▶ **Task**
Write the entries out again exactly as they stand, but without the pictures.

▶ **Source data**

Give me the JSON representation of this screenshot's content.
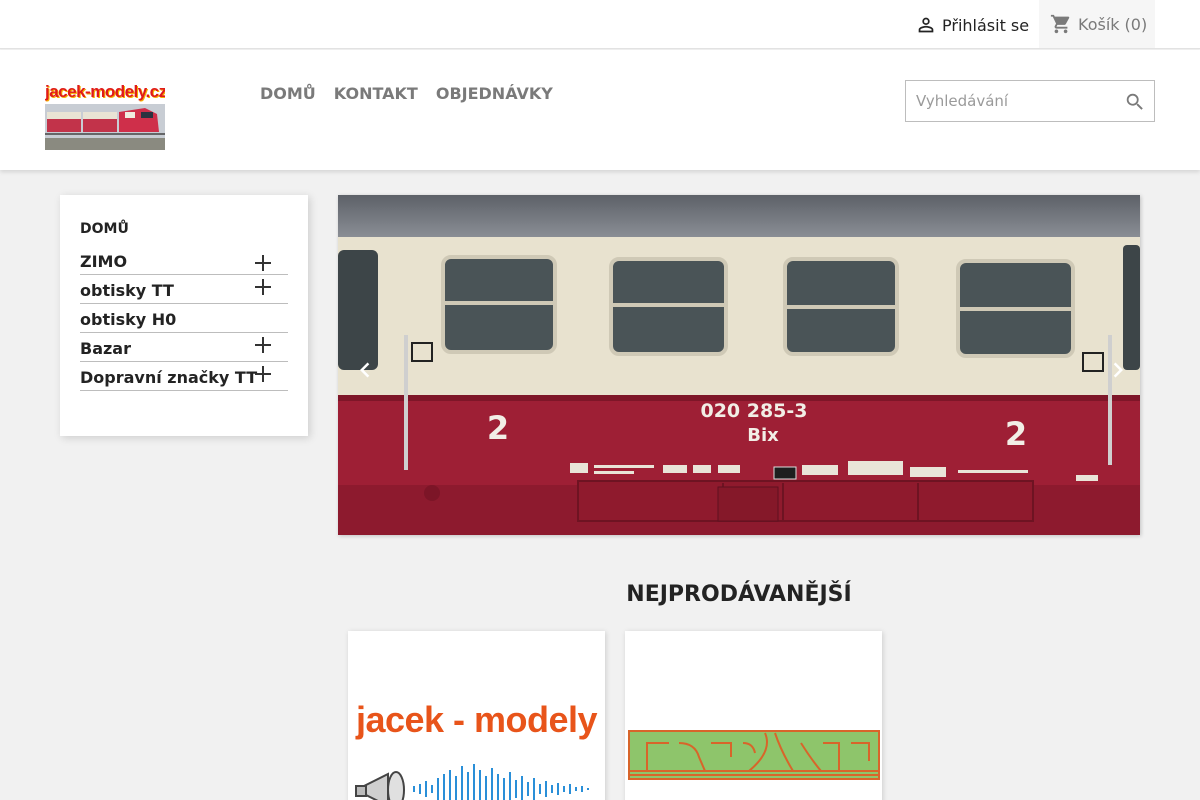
{
  "topbar": {
    "login_label": "Přihlásit se",
    "cart_label": "Košík",
    "cart_count": "(0)"
  },
  "header": {
    "logo_text": "jacek-modely.cz",
    "nav": [
      "DOMŮ",
      "KONTAKT",
      "OBJEDNÁVKY"
    ],
    "search_placeholder": "Vyhledávání"
  },
  "sidebar": {
    "title": "DOMŮ",
    "categories": [
      {
        "label": "ZIMO",
        "expandable": true
      },
      {
        "label": "obtisky TT",
        "expandable": true
      },
      {
        "label": "obtisky H0",
        "expandable": false
      },
      {
        "label": "Bazar",
        "expandable": true
      },
      {
        "label": "Dopravní značky TT",
        "expandable": true
      }
    ]
  },
  "slider": {
    "car_number": "020 285-3",
    "car_type": "Bix",
    "class_mark": "2"
  },
  "bestsellers": {
    "title": "NEJPRODÁVANĚJŠÍ",
    "product1_text": "jacek - modely"
  },
  "colors": {
    "accent": "#232323",
    "wagon_red": "#9e1f35",
    "wagon_cream": "#e8e2cf",
    "logo_red": "#e01a1a"
  },
  "icons": [
    "user-icon",
    "cart-icon",
    "search-icon",
    "plus-icon",
    "chevron-left-icon",
    "chevron-right-icon",
    "megaphone-icon"
  ]
}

▶ **Written response**
Give me the JSON representation of this screenshot's content.
{
  "topbar": {
    "login_label": "Přihlásit se",
    "cart_label": "Košík",
    "cart_count": "(0)"
  },
  "header": {
    "logo_text": "jacek-modely.cz",
    "nav": [
      "DOMŮ",
      "KONTAKT",
      "OBJEDNÁVKY"
    ],
    "search_placeholder": "Vyhledávání"
  },
  "sidebar": {
    "title": "DOMŮ",
    "categories": [
      {
        "label": "ZIMO",
        "expandable": true
      },
      {
        "label": "obtisky TT",
        "expandable": true
      },
      {
        "label": "obtisky H0",
        "expandable": false
      },
      {
        "label": "Bazar",
        "expandable": true
      },
      {
        "label": "Dopravní značky TT",
        "expandable": true
      }
    ]
  },
  "slider": {
    "car_number": "020 285-3",
    "car_type": "Bix",
    "class_mark": "2"
  },
  "bestsellers": {
    "title": "NEJPRODÁVANĚJŠÍ",
    "product1_text": "jacek - modely"
  },
  "colors": {
    "accent": "#232323",
    "wagon_red": "#9e1f35",
    "wagon_cream": "#e8e2cf",
    "logo_red": "#e01a1a"
  },
  "icons": [
    "user-icon",
    "cart-icon",
    "search-icon",
    "plus-icon",
    "chevron-left-icon",
    "chevron-right-icon",
    "megaphone-icon"
  ]
}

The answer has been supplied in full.